● Written request: Give the listing below again in full, exactly as written.

(Data records)
━━━━

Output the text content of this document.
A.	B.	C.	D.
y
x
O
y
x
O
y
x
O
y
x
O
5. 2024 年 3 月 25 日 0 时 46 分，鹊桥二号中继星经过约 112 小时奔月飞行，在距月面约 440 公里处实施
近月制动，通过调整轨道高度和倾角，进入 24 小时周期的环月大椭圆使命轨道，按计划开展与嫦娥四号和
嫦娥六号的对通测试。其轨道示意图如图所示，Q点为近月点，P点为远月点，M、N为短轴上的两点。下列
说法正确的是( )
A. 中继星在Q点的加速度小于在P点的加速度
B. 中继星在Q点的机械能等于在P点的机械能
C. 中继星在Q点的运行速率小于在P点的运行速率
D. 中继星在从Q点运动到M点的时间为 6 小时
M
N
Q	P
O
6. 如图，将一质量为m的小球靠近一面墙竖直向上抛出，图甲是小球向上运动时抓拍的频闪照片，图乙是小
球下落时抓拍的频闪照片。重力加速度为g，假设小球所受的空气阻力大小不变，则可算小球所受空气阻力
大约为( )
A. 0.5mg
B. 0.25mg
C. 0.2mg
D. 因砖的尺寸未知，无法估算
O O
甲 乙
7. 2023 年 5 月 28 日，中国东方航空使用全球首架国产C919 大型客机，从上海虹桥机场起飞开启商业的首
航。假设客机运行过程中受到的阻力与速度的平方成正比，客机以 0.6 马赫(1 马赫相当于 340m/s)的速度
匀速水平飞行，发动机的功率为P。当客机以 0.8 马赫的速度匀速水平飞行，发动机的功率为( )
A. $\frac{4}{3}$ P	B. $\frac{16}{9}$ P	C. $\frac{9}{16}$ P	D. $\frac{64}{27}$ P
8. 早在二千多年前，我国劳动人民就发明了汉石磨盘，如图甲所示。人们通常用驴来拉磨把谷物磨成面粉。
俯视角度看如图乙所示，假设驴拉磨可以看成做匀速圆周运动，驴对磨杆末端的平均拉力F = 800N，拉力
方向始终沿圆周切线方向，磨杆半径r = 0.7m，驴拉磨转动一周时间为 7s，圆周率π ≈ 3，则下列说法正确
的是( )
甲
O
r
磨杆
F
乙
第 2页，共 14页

━━━━

● Solution:
Output the text content of this document.
A.	B.	C.	D.
y
x
O
y
x
O
y
x
O
y
x
O
5. 2024 年 3 月 25 日 0 时 46 分，鹊桥二号中继星经过约 112 小时奔月飞行，在距月面约 440 公里处实施
近月制动，通过调整轨道高度和倾角，进入 24 小时周期的环月大椭圆使命轨道，按计划开展与嫦娥四号和
嫦娥六号的对通测试。其轨道示意图如图所示，Q点为近月点，P点为远月点，M、N为短轴上的两点。下列
说法正确的是( )
A. 中继星在Q点的加速度小于在P点的加速度
B. 中继星在Q点的机械能等于在P点的机械能
C. 中继星在Q点的运行速率小于在P点的运行速率
D. 中继星在从Q点运动到M点的时间为 6 小时
M
N
Q	P
O
6. 如图，将一质量为m的小球靠近一面墙竖直向上抛出，图甲是小球向上运动时抓拍的频闪照片，图乙是小
球下落时抓拍的频闪照片。重力加速度为g，假设小球所受的空气阻力大小不变，则可算小球所受空气阻力
大约为( )
A. 0.5mg
B. 0.25mg
C. 0.2mg
D. 因砖的尺寸未知，无法估算
O O
甲 乙
7. 2023 年 5 月 28 日，中国东方航空使用全球首架国产C919 大型客机，从上海虹桥机场起飞开启商业的首
航。假设客机运行过程中受到的阻力与速度的平方成正比，客机以 0.6 马赫(1 马赫相当于 340m/s)的速度
匀速水平飞行，发动机的功率为P。当客机以 0.8 马赫的速度匀速水平飞行，发动机的功率为( )
A. $\frac{4}{3}$ P	B. $\frac{16}{9}$ P	C. $\frac{9}{16}$ P	D. $\frac{64}{27}$ P
8. 早在二千多年前，我国劳动人民就发明了汉石磨盘，如图甲所示。人们通常用驴来拉磨把谷物磨成面粉。
俯视角度看如图乙所示，假设驴拉磨可以看成做匀速圆周运动，驴对磨杆末端的平均拉力F = 800N，拉力
方向始终沿圆周切线方向，磨杆半径r = 0.7m，驴拉磨转动一周时间为 7s，圆周率π ≈ 3，则下列说法正确
的是( )
甲
O
r
磨杆
F
乙
第 2页，共 14页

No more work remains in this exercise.